**Objective**
Spot each line in the records below where the word "Triad" occurs, then copy it.

[Source records]

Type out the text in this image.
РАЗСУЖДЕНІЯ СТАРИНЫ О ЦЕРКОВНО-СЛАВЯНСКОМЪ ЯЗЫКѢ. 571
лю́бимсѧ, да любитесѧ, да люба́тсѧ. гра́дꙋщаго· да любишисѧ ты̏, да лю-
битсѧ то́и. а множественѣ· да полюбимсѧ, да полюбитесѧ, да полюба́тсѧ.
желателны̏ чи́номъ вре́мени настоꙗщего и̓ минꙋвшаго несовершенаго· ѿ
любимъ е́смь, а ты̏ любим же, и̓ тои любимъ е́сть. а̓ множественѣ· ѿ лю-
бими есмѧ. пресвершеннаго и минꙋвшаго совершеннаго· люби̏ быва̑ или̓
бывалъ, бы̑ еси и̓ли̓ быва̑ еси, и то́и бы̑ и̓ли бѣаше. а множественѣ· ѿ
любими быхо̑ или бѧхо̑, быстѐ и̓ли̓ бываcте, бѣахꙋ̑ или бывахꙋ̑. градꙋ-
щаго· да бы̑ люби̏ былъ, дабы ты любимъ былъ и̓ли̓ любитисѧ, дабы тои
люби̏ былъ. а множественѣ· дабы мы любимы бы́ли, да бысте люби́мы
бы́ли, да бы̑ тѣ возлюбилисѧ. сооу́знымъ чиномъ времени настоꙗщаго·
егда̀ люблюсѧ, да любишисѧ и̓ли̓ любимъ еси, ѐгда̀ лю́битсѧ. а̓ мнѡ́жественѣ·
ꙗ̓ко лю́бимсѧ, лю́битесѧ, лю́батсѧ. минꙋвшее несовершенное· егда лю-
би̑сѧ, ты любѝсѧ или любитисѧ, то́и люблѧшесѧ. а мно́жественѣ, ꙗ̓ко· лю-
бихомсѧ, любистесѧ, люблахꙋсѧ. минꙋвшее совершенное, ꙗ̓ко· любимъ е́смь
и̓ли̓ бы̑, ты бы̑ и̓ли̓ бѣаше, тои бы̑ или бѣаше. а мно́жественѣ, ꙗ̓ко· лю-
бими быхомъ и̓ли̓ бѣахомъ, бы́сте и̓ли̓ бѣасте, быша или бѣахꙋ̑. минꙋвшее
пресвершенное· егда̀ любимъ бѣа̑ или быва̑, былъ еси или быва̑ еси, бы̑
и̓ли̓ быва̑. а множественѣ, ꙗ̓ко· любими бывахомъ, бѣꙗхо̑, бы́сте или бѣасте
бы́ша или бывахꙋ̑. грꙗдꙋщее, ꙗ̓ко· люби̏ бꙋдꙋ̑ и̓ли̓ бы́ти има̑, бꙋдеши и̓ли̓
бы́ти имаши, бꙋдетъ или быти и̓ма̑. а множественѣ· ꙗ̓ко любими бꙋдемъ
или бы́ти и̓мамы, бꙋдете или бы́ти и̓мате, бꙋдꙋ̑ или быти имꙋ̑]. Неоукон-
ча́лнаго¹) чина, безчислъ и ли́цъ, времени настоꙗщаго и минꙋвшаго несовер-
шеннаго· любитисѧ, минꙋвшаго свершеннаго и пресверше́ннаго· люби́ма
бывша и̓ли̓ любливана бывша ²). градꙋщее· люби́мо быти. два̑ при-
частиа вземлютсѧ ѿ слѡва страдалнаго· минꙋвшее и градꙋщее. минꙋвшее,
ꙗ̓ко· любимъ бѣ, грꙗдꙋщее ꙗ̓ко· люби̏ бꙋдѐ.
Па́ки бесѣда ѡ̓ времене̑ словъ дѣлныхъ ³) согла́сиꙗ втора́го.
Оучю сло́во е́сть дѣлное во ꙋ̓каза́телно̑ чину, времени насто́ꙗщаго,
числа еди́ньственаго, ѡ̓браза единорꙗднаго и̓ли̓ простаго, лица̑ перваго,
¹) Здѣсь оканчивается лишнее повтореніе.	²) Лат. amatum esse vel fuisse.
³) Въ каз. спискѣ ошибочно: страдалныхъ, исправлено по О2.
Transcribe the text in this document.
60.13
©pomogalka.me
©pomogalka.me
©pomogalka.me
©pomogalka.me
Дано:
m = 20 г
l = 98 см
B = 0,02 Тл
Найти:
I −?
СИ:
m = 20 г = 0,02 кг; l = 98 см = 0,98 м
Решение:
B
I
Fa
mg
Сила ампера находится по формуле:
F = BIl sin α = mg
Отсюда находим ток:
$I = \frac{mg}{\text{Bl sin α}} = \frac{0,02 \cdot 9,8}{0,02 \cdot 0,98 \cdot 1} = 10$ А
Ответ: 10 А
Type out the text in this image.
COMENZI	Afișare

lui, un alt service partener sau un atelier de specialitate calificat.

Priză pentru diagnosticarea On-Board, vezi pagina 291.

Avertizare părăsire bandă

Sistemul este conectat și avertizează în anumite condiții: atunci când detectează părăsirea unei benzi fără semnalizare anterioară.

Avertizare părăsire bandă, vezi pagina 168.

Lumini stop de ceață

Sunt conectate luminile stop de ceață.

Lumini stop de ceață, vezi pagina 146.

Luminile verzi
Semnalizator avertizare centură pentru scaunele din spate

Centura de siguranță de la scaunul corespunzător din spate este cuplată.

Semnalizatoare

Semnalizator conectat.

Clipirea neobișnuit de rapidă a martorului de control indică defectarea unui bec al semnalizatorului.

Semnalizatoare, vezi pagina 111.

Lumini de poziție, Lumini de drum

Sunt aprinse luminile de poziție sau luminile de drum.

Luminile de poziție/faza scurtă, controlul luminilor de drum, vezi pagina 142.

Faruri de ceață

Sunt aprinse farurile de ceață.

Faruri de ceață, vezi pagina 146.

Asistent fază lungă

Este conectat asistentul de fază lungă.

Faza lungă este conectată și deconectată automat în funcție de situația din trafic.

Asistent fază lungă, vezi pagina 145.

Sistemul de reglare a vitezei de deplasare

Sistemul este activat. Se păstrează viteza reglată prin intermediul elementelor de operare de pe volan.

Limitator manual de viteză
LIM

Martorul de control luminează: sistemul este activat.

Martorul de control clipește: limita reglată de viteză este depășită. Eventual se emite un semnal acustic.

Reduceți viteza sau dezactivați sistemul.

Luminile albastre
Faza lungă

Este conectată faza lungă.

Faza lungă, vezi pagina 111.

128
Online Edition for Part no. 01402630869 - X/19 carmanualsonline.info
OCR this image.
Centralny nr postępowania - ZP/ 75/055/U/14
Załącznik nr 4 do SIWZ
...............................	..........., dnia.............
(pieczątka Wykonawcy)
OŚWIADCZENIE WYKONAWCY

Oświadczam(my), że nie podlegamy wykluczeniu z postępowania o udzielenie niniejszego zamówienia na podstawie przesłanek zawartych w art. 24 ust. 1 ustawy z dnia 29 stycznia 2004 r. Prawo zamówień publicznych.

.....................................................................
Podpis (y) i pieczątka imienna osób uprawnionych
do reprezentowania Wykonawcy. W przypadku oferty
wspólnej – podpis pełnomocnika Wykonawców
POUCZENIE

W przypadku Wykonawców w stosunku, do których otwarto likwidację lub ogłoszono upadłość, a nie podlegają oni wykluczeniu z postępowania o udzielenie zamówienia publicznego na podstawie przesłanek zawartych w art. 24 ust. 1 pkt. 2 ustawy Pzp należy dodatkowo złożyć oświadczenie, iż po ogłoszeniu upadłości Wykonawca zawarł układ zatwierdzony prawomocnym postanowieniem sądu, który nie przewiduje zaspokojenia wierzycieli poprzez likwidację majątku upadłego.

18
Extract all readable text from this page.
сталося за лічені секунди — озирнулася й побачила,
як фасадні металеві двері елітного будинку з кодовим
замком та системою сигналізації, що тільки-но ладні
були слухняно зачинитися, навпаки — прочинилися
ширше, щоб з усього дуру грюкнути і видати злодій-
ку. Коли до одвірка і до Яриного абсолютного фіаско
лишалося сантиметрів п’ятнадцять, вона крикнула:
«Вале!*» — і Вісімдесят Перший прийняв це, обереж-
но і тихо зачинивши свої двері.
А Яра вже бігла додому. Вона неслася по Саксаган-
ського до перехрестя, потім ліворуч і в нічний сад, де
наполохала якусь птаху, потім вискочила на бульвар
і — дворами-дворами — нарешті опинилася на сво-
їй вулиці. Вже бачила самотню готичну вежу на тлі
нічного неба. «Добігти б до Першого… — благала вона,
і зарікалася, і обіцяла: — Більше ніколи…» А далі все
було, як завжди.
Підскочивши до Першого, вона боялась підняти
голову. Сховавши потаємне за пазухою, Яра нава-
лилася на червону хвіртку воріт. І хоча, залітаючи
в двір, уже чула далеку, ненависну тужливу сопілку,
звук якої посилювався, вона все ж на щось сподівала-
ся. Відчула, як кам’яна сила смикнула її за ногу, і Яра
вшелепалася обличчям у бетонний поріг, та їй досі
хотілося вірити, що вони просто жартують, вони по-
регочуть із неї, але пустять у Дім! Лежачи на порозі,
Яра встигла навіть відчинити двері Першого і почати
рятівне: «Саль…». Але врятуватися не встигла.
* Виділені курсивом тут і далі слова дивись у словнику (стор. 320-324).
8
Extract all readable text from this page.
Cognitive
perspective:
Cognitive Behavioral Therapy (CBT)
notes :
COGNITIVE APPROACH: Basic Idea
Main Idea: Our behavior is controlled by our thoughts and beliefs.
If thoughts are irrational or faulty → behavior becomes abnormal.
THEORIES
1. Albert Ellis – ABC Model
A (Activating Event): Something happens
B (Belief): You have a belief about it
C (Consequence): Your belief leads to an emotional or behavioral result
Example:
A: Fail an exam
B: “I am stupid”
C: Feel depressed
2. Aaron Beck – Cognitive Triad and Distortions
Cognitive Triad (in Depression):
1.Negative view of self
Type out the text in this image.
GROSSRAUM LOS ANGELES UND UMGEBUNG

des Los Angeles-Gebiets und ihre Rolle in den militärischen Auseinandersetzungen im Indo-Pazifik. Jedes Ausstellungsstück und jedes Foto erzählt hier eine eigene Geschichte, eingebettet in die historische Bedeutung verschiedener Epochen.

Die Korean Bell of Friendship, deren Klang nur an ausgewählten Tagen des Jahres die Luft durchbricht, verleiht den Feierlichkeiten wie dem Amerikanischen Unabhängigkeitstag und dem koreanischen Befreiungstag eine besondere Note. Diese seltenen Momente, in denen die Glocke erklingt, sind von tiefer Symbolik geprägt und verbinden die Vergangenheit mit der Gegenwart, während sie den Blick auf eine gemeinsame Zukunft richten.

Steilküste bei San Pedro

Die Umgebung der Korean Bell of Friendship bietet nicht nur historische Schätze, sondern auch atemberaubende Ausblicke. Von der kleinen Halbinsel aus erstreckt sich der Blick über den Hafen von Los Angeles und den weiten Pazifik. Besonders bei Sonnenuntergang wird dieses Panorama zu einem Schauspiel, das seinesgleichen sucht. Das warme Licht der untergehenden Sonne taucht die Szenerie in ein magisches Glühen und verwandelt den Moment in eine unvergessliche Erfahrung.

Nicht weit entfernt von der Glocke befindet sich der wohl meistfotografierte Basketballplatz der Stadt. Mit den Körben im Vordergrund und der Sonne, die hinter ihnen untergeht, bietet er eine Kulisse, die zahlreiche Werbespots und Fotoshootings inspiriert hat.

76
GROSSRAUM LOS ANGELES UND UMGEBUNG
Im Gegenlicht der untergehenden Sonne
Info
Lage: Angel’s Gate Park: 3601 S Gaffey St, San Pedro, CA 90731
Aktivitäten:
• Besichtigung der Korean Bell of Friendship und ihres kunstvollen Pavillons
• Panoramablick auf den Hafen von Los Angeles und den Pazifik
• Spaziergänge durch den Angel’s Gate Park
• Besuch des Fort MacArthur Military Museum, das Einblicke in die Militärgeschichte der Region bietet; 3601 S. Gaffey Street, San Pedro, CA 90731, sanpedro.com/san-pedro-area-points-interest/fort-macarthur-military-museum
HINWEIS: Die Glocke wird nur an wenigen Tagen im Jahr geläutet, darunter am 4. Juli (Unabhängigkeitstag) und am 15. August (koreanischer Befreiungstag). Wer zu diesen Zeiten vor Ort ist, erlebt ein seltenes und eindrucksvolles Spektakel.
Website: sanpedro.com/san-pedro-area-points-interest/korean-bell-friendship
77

**Expected answer**
2. Aaron Beck – Cognitive Triad and Distortions
Cognitive Triad (in Depression):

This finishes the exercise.